**Exercise prompt:**
Read through the data and report every line in which the word "нужд" occurs.

--- START Data listing ---

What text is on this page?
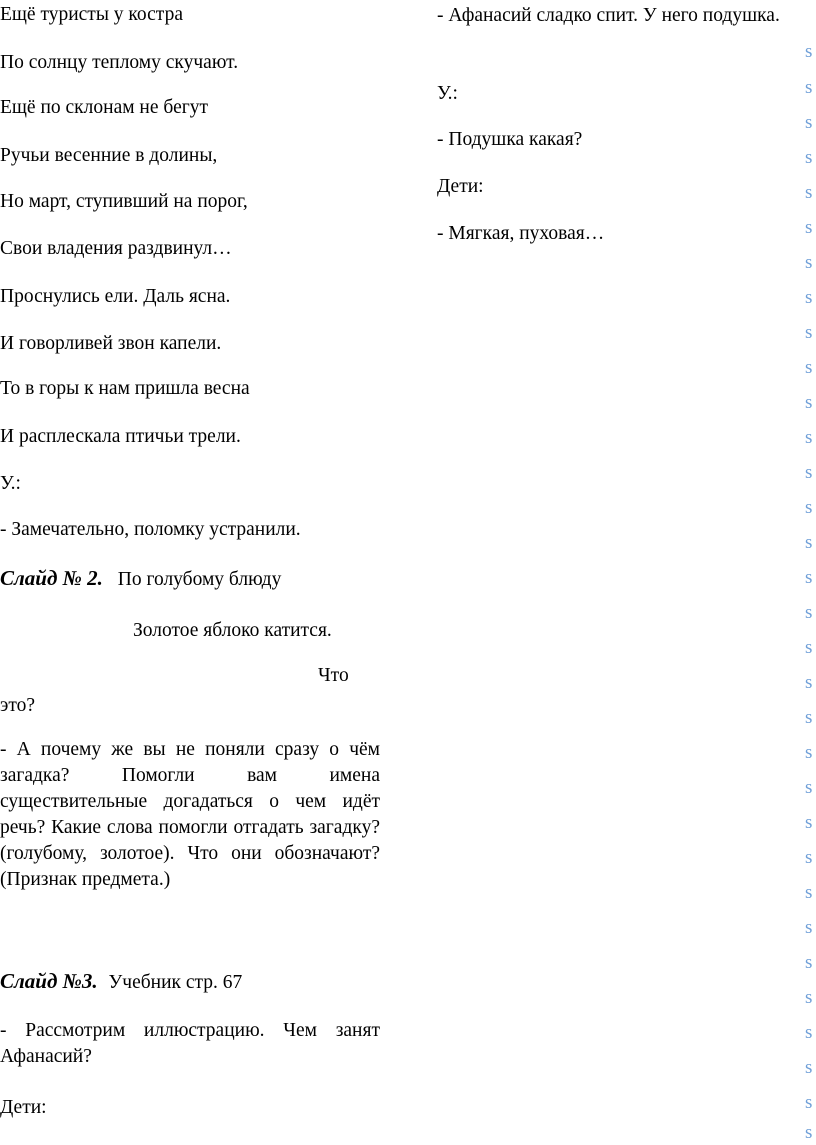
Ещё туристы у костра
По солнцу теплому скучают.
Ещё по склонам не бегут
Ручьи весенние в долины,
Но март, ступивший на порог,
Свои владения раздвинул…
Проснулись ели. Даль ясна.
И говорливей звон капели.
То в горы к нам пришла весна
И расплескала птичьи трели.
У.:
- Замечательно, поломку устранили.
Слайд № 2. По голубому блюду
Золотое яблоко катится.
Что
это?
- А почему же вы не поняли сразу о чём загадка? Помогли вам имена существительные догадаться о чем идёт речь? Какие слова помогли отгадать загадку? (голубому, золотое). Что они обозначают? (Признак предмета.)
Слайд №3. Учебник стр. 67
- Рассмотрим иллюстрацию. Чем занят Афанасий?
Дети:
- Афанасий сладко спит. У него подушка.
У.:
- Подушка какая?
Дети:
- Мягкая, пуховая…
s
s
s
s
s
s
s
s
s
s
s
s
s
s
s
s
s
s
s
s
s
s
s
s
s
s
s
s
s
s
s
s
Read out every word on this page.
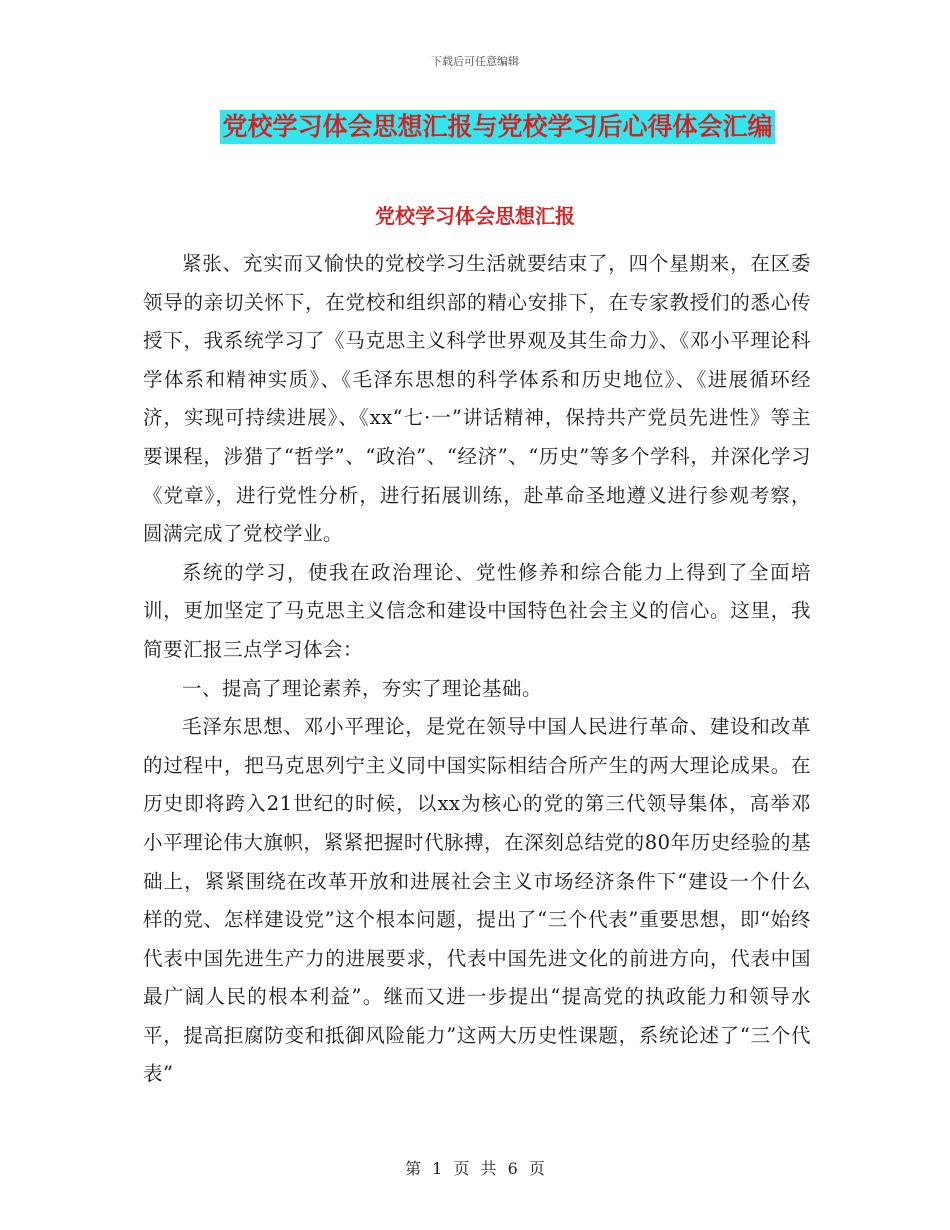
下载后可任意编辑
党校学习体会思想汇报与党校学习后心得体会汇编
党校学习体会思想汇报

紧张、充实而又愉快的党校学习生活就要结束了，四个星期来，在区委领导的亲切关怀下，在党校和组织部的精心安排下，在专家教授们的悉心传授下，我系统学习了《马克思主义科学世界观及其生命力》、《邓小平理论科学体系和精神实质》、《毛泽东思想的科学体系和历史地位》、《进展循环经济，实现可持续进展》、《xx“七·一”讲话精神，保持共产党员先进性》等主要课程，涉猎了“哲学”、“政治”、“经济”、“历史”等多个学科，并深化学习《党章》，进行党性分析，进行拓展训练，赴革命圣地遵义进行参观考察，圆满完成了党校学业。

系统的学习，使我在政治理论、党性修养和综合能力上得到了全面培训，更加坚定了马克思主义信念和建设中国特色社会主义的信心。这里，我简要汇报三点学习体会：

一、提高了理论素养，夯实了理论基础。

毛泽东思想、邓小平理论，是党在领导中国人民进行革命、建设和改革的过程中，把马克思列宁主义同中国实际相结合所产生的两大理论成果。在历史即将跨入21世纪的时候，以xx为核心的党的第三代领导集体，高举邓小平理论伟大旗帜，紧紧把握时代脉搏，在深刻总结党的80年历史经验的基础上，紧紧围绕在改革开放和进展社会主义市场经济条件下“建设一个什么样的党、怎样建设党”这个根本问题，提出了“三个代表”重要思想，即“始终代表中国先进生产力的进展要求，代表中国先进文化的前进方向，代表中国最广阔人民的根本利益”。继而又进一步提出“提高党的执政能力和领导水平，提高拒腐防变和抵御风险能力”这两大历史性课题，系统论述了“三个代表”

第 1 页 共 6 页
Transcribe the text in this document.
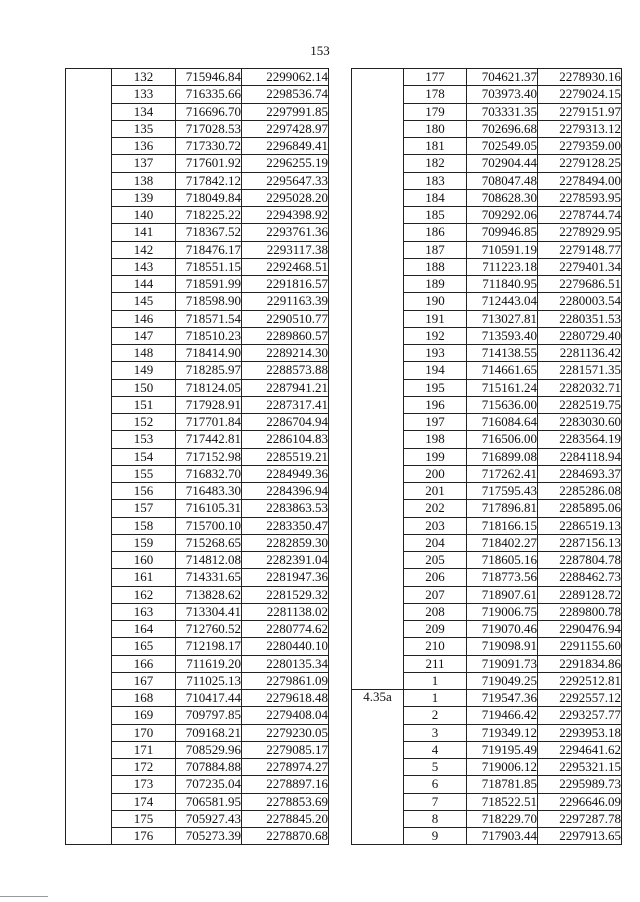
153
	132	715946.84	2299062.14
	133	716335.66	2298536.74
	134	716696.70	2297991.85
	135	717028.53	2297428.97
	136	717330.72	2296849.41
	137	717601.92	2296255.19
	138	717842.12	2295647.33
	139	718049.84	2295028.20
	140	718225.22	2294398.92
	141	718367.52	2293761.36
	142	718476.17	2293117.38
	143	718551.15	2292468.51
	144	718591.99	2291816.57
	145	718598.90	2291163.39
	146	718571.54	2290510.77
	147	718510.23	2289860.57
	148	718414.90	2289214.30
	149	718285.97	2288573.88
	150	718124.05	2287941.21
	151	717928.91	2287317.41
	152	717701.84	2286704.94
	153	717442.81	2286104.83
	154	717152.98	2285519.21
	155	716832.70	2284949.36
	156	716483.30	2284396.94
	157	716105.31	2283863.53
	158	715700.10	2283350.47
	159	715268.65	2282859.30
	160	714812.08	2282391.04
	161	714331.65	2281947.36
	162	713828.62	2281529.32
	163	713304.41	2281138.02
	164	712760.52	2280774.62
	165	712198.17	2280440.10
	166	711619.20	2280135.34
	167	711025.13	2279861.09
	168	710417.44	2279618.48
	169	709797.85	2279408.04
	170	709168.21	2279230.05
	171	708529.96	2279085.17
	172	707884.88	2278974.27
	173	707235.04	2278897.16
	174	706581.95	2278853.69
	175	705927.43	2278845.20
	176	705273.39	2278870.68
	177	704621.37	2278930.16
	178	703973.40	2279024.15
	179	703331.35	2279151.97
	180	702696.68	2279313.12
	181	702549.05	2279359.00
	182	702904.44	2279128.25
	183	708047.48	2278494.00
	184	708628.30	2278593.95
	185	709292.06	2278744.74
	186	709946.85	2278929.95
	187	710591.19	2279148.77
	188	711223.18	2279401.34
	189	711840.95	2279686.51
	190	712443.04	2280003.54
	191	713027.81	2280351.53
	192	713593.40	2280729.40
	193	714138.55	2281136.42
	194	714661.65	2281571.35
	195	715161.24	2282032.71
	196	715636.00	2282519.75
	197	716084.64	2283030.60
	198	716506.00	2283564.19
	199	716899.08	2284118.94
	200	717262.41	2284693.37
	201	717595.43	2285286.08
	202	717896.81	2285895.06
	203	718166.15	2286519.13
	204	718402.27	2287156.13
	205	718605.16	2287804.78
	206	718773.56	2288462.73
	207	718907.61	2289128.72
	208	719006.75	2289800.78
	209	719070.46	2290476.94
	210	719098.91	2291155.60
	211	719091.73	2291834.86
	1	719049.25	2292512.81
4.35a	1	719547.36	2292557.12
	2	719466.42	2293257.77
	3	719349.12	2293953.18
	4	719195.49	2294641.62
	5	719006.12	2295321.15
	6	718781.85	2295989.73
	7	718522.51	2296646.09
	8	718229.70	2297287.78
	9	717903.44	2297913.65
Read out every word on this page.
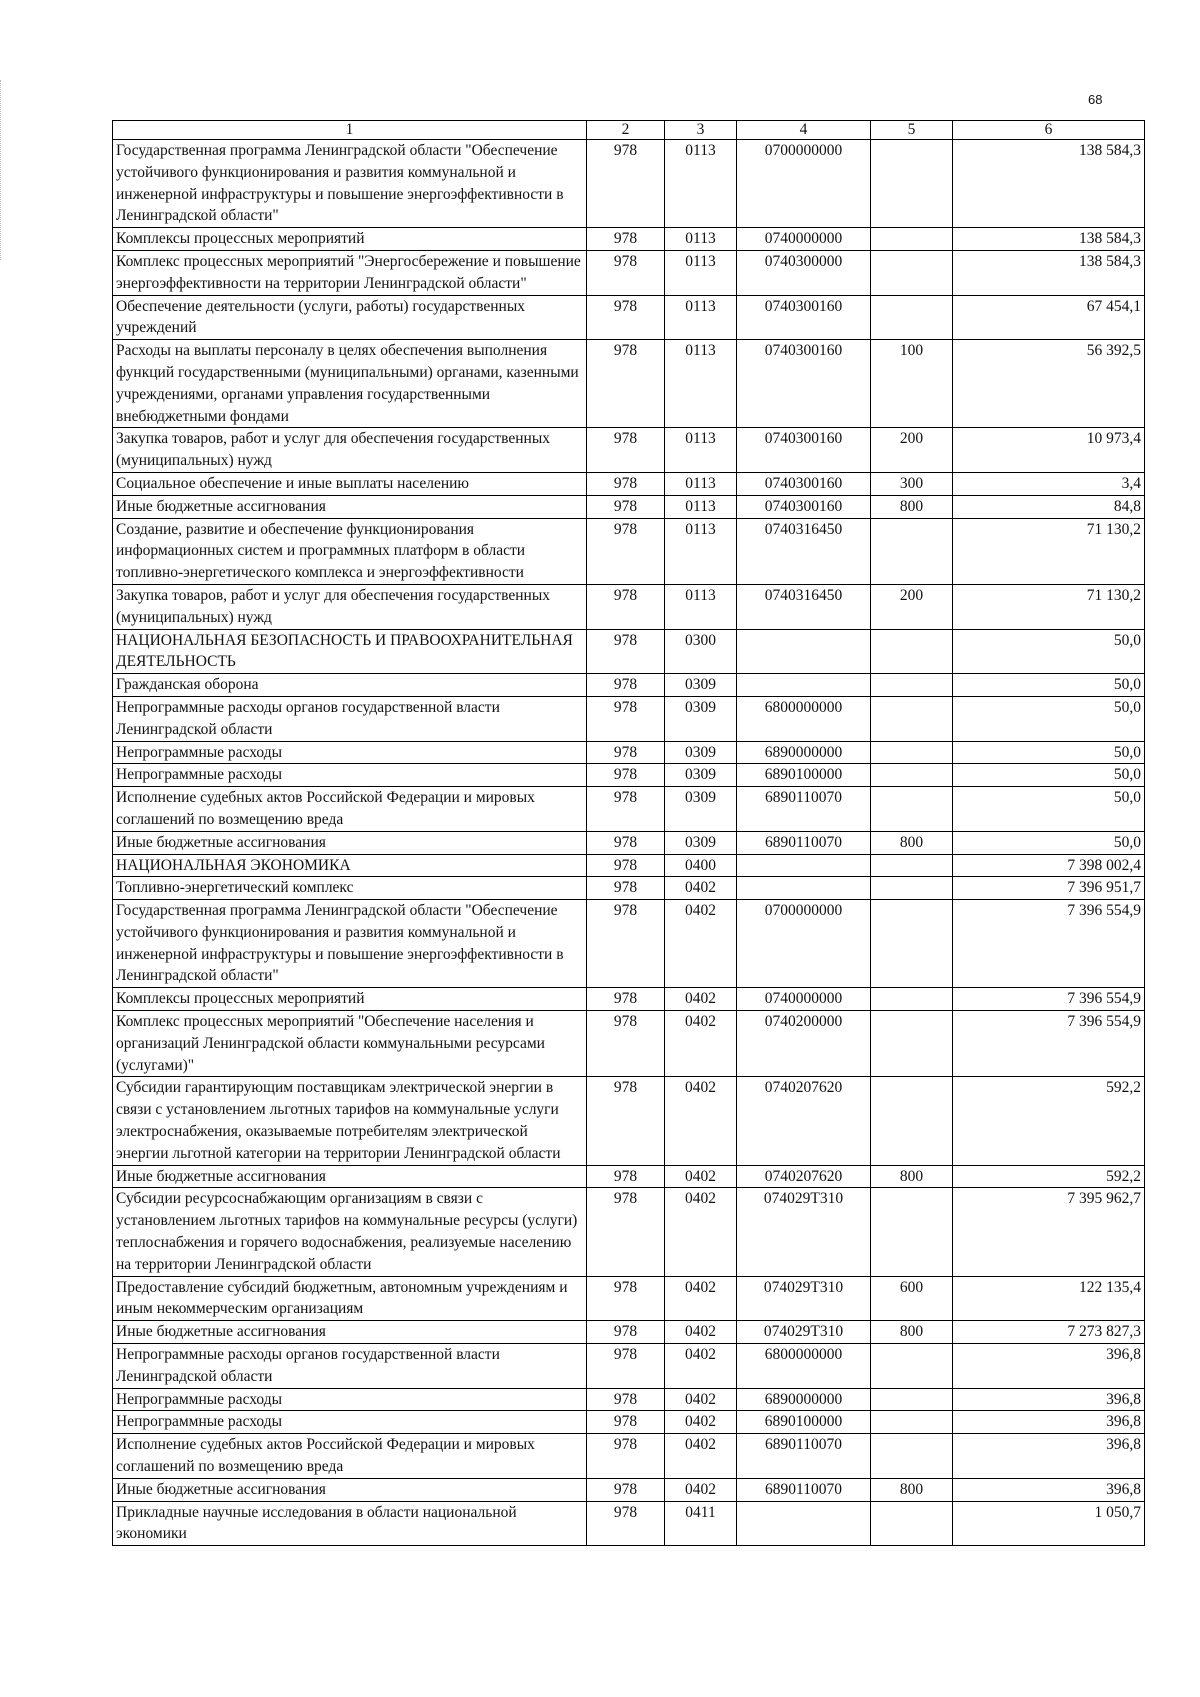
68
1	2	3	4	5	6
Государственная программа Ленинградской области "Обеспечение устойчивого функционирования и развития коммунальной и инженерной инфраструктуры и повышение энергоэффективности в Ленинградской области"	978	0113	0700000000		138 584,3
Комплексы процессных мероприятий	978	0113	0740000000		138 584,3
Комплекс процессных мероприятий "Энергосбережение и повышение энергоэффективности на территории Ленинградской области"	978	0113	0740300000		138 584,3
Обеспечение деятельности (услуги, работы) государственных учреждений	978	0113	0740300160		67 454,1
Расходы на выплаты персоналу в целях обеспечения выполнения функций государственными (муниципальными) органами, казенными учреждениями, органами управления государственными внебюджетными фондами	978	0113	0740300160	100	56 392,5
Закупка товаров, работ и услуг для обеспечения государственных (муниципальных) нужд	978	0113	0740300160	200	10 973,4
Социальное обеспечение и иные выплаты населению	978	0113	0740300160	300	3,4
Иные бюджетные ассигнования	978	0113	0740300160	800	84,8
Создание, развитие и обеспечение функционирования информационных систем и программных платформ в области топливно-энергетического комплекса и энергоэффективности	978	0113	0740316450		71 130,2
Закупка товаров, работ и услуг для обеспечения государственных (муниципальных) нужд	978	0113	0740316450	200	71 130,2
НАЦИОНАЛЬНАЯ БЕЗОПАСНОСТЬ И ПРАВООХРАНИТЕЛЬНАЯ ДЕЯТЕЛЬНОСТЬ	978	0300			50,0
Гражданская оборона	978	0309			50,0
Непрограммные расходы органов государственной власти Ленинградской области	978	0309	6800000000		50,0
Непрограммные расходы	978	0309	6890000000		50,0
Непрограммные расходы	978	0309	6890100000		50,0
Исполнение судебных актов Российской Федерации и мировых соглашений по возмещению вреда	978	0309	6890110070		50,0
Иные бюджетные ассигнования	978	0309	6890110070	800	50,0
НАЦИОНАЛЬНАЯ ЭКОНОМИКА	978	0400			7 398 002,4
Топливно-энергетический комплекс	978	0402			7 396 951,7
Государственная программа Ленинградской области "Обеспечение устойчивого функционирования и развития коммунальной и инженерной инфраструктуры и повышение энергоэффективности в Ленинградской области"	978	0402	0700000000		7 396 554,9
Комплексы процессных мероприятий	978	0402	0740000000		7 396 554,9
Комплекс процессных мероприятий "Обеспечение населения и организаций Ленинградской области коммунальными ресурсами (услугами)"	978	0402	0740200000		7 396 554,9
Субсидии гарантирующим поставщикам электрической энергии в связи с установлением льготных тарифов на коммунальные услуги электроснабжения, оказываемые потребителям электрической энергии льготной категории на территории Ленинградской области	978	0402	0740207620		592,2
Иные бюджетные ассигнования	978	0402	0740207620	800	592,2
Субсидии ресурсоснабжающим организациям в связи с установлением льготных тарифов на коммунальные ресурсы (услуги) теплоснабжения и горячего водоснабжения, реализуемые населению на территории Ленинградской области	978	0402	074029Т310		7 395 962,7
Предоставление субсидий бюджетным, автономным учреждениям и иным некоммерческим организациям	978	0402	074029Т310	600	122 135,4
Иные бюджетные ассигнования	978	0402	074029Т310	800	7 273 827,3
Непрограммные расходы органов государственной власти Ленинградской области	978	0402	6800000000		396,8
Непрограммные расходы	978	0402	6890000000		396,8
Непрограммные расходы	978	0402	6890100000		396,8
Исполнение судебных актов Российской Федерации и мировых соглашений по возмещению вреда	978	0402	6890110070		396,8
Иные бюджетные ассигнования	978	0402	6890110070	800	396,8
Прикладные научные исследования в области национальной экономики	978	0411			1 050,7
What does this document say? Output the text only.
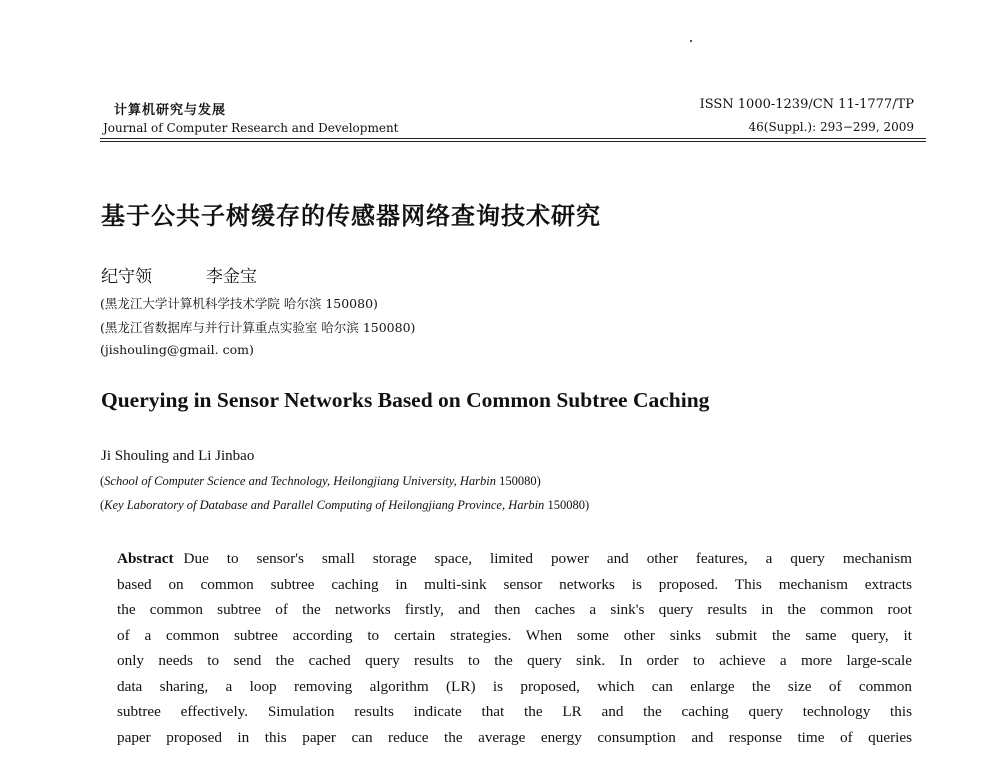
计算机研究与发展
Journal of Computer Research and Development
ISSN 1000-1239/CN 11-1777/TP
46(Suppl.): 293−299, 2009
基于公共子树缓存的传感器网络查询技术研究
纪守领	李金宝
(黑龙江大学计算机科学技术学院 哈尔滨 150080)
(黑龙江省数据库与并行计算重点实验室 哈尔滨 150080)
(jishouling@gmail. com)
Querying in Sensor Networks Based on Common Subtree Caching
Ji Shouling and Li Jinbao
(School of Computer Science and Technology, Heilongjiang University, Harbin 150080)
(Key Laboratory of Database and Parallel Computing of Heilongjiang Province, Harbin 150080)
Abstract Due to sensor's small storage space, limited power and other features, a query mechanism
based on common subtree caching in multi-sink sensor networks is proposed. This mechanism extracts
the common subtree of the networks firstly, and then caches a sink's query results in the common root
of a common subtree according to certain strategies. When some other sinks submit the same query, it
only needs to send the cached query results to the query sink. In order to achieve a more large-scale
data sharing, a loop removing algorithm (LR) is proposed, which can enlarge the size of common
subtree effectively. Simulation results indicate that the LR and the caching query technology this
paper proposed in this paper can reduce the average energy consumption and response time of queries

--- END Data listing ---

**Exercise output:**
Закупка товаров, работ и услуг для обеспечения государственных (муниципальных) нужд	978	0113	0740300160	200	10 973,4
Закупка товаров, работ и услуг для обеспечения государственных (муниципальных) нужд	978	0113	0740316450	200	71 130,2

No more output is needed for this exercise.